>> start

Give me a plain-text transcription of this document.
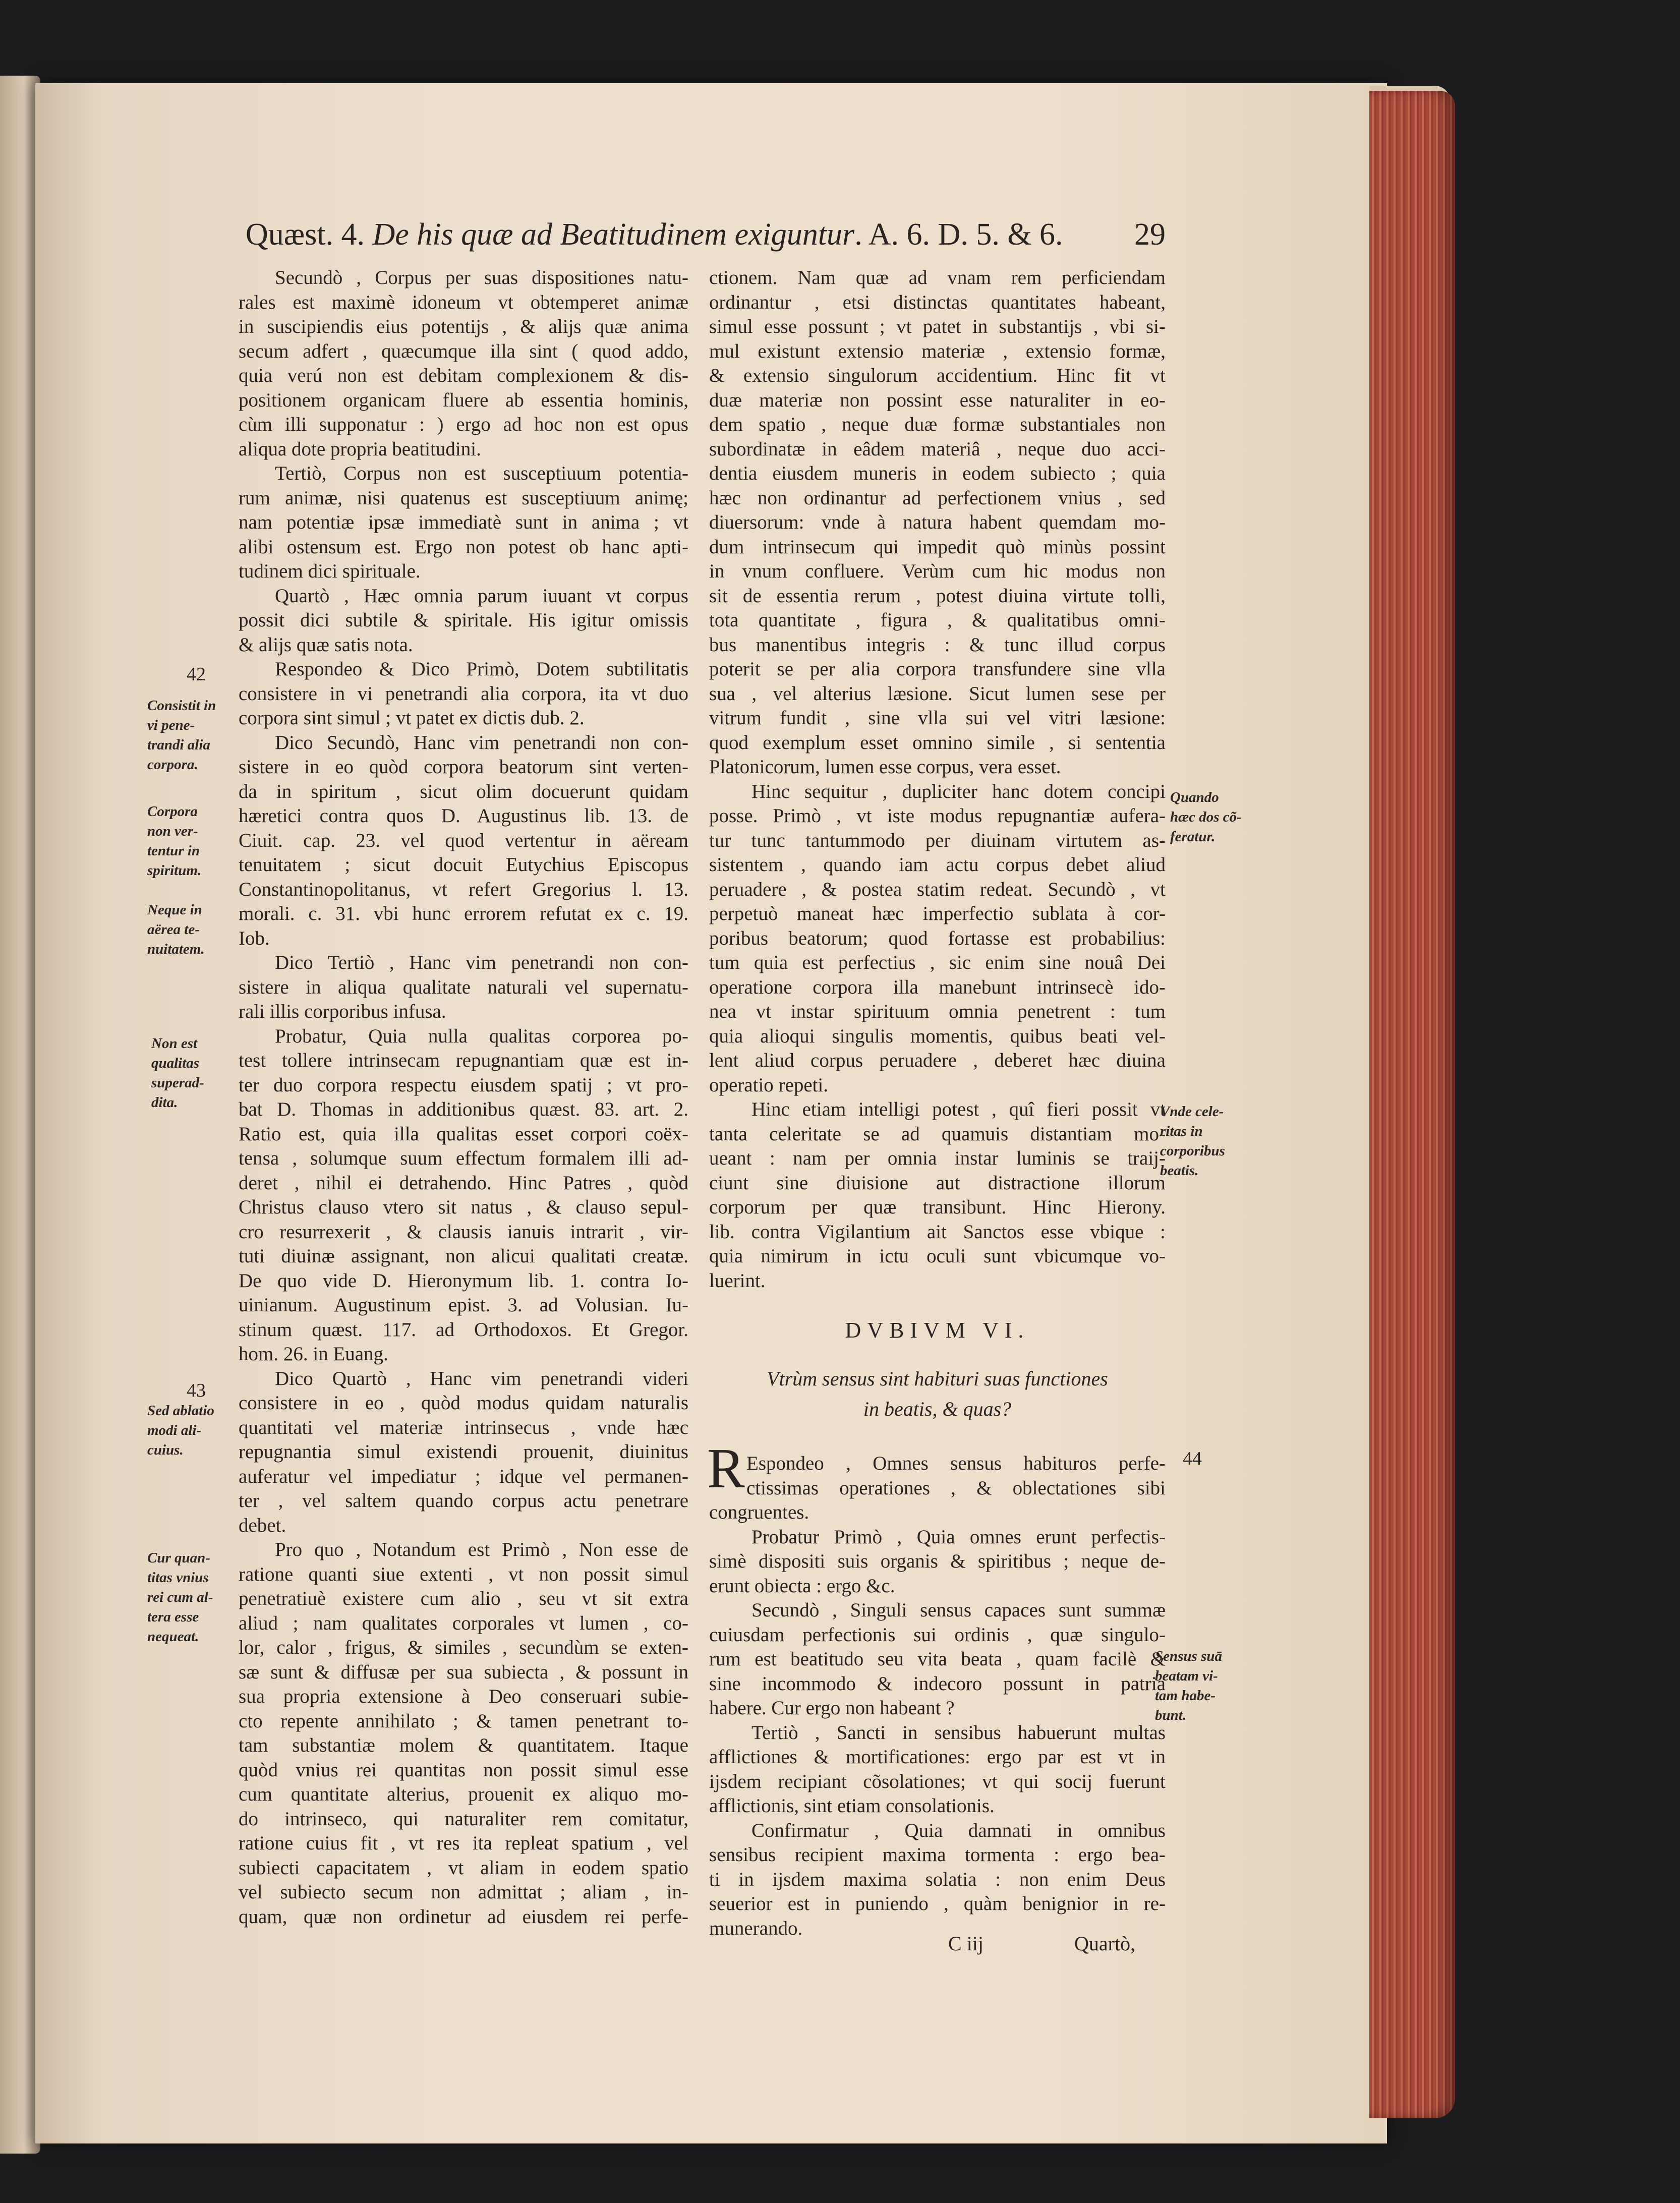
Quæst. 4. De his quæ ad Beatitudinem exiguntur. A. 6. D. 5. & 6. 29
Secundò , Corpus per suas dispositiones natu-
rales est maximè idoneum vt obtemperet animæ
in suscipiendis eius potentijs , & alijs quæ anima
secum adfert , quæcumque illa sint ( quod addo,
quia verú non est debitam complexionem & dis-
positionem organicam fluere ab essentia hominis,
cùm illi supponatur : ) ergo ad hoc non est opus
aliqua dote propria beatitudini.
Tertiò, Corpus non est susceptiuum potentia-
rum animæ, nisi quatenus est susceptiuum animę;
nam potentiæ ipsæ immediatè sunt in anima ; vt
alibi ostensum est. Ergo non potest ob hanc apti-
tudinem dici spirituale.
Quartò , Hæc omnia parum iuuant vt corpus
possit dici subtile & spiritale. His igitur omissis
& alijs quæ satis nota.
Respondeo & Dico Primò, Dotem subtilitatis
consistere in vi penetrandi alia corpora, ita vt duo
corpora sint simul ; vt patet ex dictis dub. 2.
Dico Secundò, Hanc vim penetrandi non con-
sistere in eo quòd corpora beatorum sint verten-
da in spiritum , sicut olim docuerunt quidam
hæretici contra quos D. Augustinus lib. 13. de
Ciuit. cap. 23. vel quod vertentur in aëream
tenuitatem ; sicut docuit Eutychius Episcopus
Constantinopolitanus, vt refert Gregorius l. 13.
morali. c. 31. vbi hunc errorem refutat ex c. 19.
Iob.
Dico Tertiò , Hanc vim penetrandi non con-
sistere in aliqua qualitate naturali vel supernatu-
rali illis corporibus infusa.
Probatur, Quia nulla qualitas corporea po-
test tollere intrinsecam repugnantiam quæ est in-
ter duo corpora respectu eiusdem spatij ; vt pro-
bat D. Thomas in additionibus quæst. 83. art. 2.
Ratio est, quia illa qualitas esset corpori coëx-
tensa , solumque suum effectum formalem illi ad-
deret , nihil ei detrahendo. Hinc Patres , quòd
Christus clauso vtero sit natus , & clauso sepul-
cro resurrexerit , & clausis ianuis intrarit , vir-
tuti diuinæ assignant, non alicui qualitati creatæ.
De quo vide D. Hieronymum lib. 1. contra Io-
uinianum. Augustinum epist. 3. ad Volusian. Iu-
stinum quæst. 117. ad Orthodoxos. Et Gregor.
hom. 26. in Euang.
Dico Quartò , Hanc vim penetrandi videri
consistere in eo , quòd modus quidam naturalis
quantitati vel materiæ intrinsecus , vnde hæc
repugnantia simul existendi prouenit, diuinitus
auferatur vel impediatur ; idque vel permanen-
ter , vel saltem quando corpus actu penetrare
debet.
Pro quo , Notandum est Primò , Non esse de
ratione quanti siue extenti , vt non possit simul
penetratiuè existere cum alio , seu vt sit extra
aliud ; nam qualitates corporales vt lumen , co-
lor, calor , frigus, & similes , secundùm se exten-
sæ sunt & diffusæ per sua subiecta , & possunt in
sua propria extensione à Deo conseruari subie-
cto repente annihilato ; & tamen penetrant to-
tam substantiæ molem & quantitatem. Itaque
quòd vnius rei quantitas non possit simul esse
cum quantitate alterius, prouenit ex aliquo mo-
do intrinseco, qui naturaliter rem comitatur,
ratione cuius fit , vt res ita repleat spatium , vel
subiecti capacitatem , vt aliam in eodem spatio
vel subiecto secum non admittat ; aliam , in-
quam, quæ non ordinetur ad eiusdem rei perfe-
ctionem. Nam quæ ad vnam rem perficiendam
ordinantur , etsi distinctas quantitates habeant,
simul esse possunt ; vt patet in substantijs , vbi si-
mul existunt extensio materiæ , extensio formæ,
& extensio singulorum accidentium. Hinc fit vt
duæ materiæ non possint esse naturaliter in eo-
dem spatio , neque duæ formæ substantiales non
subordinatæ in eâdem materiâ , neque duo acci-
dentia eiusdem muneris in eodem subiecto ; quia
hæc non ordinantur ad perfectionem vnius , sed
diuersorum: vnde à natura habent quemdam mo-
dum intrinsecum qui impedit quò minùs possint
in vnum confluere. Verùm cum hic modus non
sit de essentia rerum , potest diuina virtute tolli,
tota quantitate , figura , & qualitatibus omni-
bus manentibus integris : & tunc illud corpus
poterit se per alia corpora transfundere sine vlla
sua , vel alterius læsione. Sicut lumen sese per
vitrum fundit , sine vlla sui vel vitri læsione:
quod exemplum esset omnino simile , si sententia
Platonicorum, lumen esse corpus, vera esset.
Hinc sequitur , dupliciter hanc dotem concipi
posse. Primò , vt iste modus repugnantiæ aufera-
tur tunc tantummodo per diuinam virtutem as-
sistentem , quando iam actu corpus debet aliud
peruadere , & postea statim redeat. Secundò , vt
perpetuò maneat hæc imperfectio sublata à cor-
poribus beatorum; quod fortasse est probabilius:
tum quia est perfectius , sic enim sine nouâ Dei
operatione corpora illa manebunt intrinsecè ido-
nea vt instar spirituum omnia penetrent : tum
quia alioqui singulis momentis, quibus beati vel-
lent aliud corpus peruadere , deberet hæc diuina
operatio repeti.
Hinc etiam intelligi potest , quî fieri possit vt
tanta celeritate se ad quamuis distantiam mo-
ueant : nam per omnia instar luminis se traij-
ciunt sine diuisione aut distractione illorum
corporum per quæ transibunt. Hinc Hierony.
lib. contra Vigilantium ait Sanctos esse vbique :
quia nimirum in ictu oculi sunt vbicumque vo-
luerint.
DVBIVM VI.
Vtrùm sensus sint habituri suas functiones
in beatis, & quas?
R Espondeo , Omnes sensus habituros perfe-
ctissimas operationes , & oblectationes sibi
congruentes.
Probatur Primò , Quia omnes erunt perfectis-
simè dispositi suis organis & spiritibus ; neque de-
erunt obiecta : ergo &c.
Secundò , Singuli sensus capaces sunt summæ
cuiusdam perfectionis sui ordinis , quæ singulo-
rum est beatitudo seu vita beata , quam facilè &
sine incommodo & indecoro possunt in patria
habere. Cur ergo non habeant ?
Tertiò , Sancti in sensibus habuerunt multas
afflictiones & mortificationes: ergo par est vt in
ijsdem recipiant cõsolationes; vt qui socij fuerunt
afflictionis, sint etiam consolationis.
Confirmatur , Quia damnati in omnibus
sensibus recipient maxima tormenta : ergo bea-
ti in ijsdem maxima solatia : non enim Deus
seuerior est in puniendo , quàm benignior in re-
munerando.
42
Consistit in
vi pene-
trandi alia
corpora.
Corpora
non ver-
tentur in
spiritum.
Neque in
aërea te-
nuitatem.
Non est
qualitas
superad-
dita.
43
Sed ablatio
modi ali-
cuius.
Cur quan-
titas vnius
rei cum al-
tera esse
nequeat.
Quando
hæc dos cõ-
feratur.
Vnde cele-
ritas in
corporibus
beatis.
44
Sensus suā
beatam vi-
tam habe-
bunt.
C iij	Quartò,
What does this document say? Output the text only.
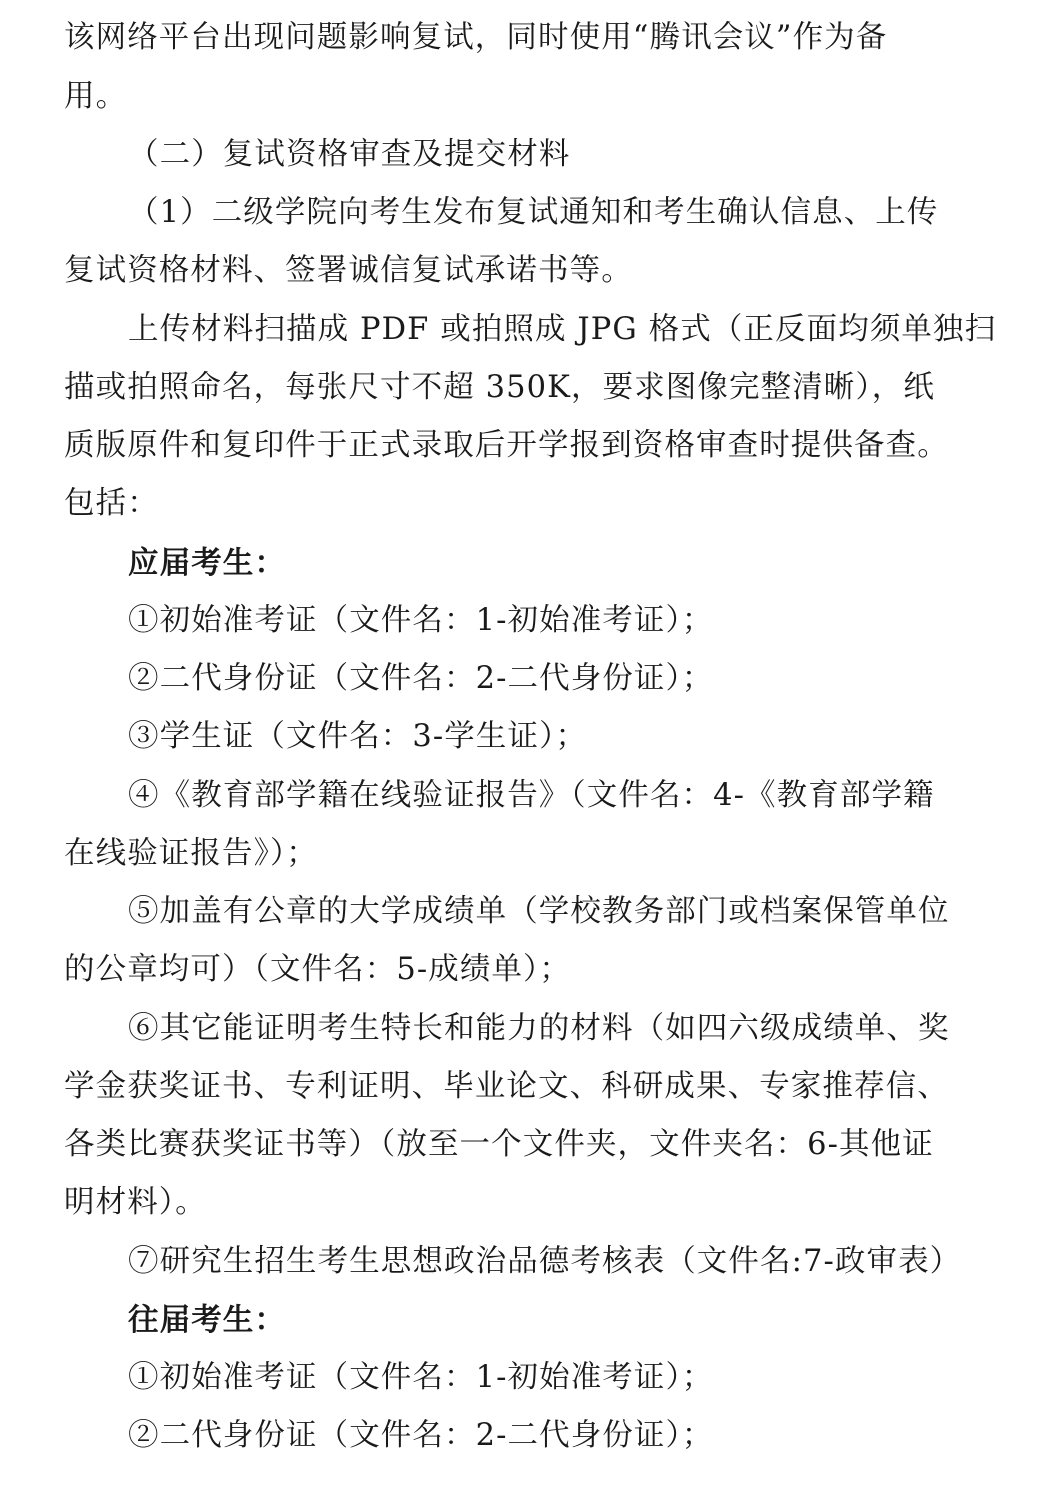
该网络平台出现问题影响复试，同时使用“腾讯会议”作为备
用。
（二）复试资格审查及提交材料
（1）二级学院向考生发布复试通知和考生确认信息、上传
复试资格材料、签署诚信复试承诺书等。
上传材料扫描成 PDF 或拍照成 JPG 格式（正反面均须单独扫
描或拍照命名，每张尺寸不超 350K，要求图像完整清晰），纸
质版原件和复印件于正式录取后开学报到资格审查时提供备查。
包括：
应届考生：
①初始准考证（文件名：1-初始准考证）；
②二代身份证（文件名：2-二代身份证）；
③学生证（文件名：3-学生证）；
④《教育部学籍在线验证报告》（文件名：4-《教育部学籍
在线验证报告》）；
⑤加盖有公章的大学成绩单（学校教务部门或档案保管单位
的公章均可）（文件名：5-成绩单）；
⑥其它能证明考生特长和能力的材料（如四六级成绩单、奖
学金获奖证书、专利证明、毕业论文、科研成果、专家推荐信、
各类比赛获奖证书等）（放至一个文件夹，文件夹名：6-其他证
明材料）。
⑦研究生招生考生思想政治品德考核表（文件名:7-政审表）
往届考生：
①初始准考证（文件名：1-初始准考证）；
②二代身份证（文件名：2-二代身份证）；
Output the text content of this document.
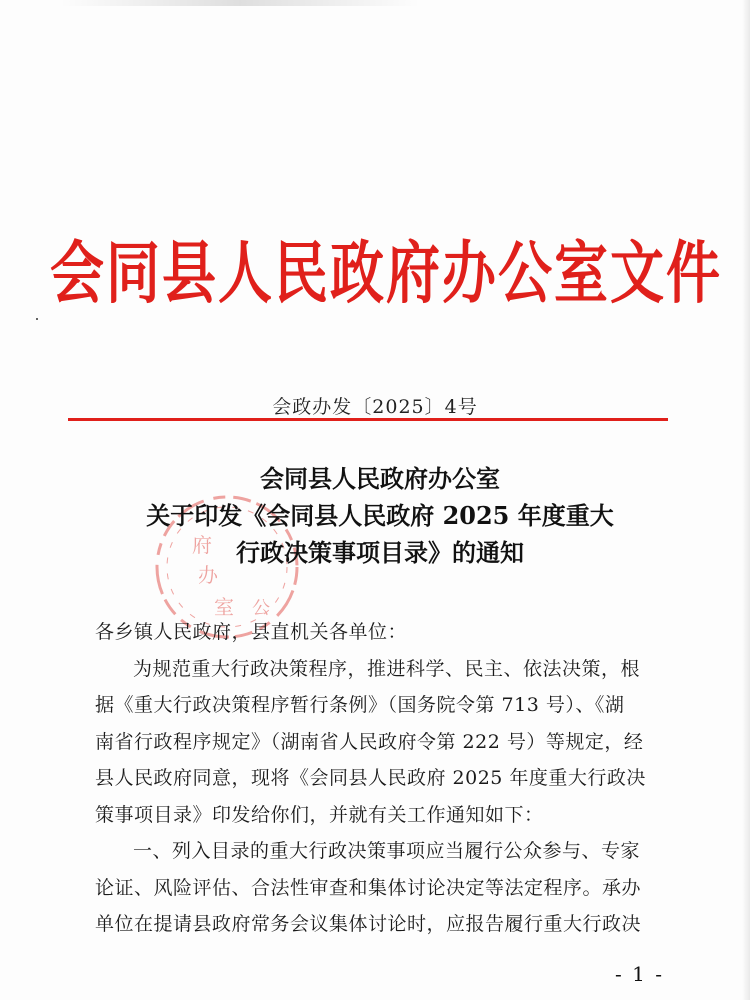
会同县人民政府办公室文件
会政办发〔2025〕4号
府
办
室 公
会同县人民政府办公室
关于印发《会同县人民政府 2025 年度重大
行政决策事项目录》的通知

各乡镇人民政府，县直机关各单位：

为规范重大行政决策程序，推进科学、民主、依法决策，根

据《重大行政决策程序暂行条例》（国务院令第 713 号）、《湖

南省行政程序规定》（湖南省人民政府令第 222 号）等规定，经

县人民政府同意，现将《会同县人民政府 2025 年度重大行政决

策事项目录》印发给你们，并就有关工作通知如下：

一、列入目录的重大行政决策事项应当履行公众参与、专家

论证、风险评估、合法性审查和集体讨论决定等法定程序。承办

单位在提请县政府常务会议集体讨论时，应报告履行重大行政决

- 1 -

>> end

• _Goal of the exercise_
Please retype, exactly and with the pictures left out, the lines from the line containing "Output the text content of this document." through the last line of the records above.

• _Result_
Output the text content of this document.
会同县人民政府办公室文件
会政办发〔2025〕4号
府
办
室 公
会同县人民政府办公室
关于印发《会同县人民政府 2025 年度重大
行政决策事项目录》的通知

各乡镇人民政府，县直机关各单位：

为规范重大行政决策程序，推进科学、民主、依法决策，根

据《重大行政决策程序暂行条例》（国务院令第 713 号）、《湖

南省行政程序规定》（湖南省人民政府令第 222 号）等规定，经

县人民政府同意，现将《会同县人民政府 2025 年度重大行政决

策事项目录》印发给你们，并就有关工作通知如下：

一、列入目录的重大行政决策事项应当履行公众参与、专家

论证、风险评估、合法性审查和集体讨论决定等法定程序。承办

单位在提请县政府常务会议集体讨论时，应报告履行重大行政决

- 1 -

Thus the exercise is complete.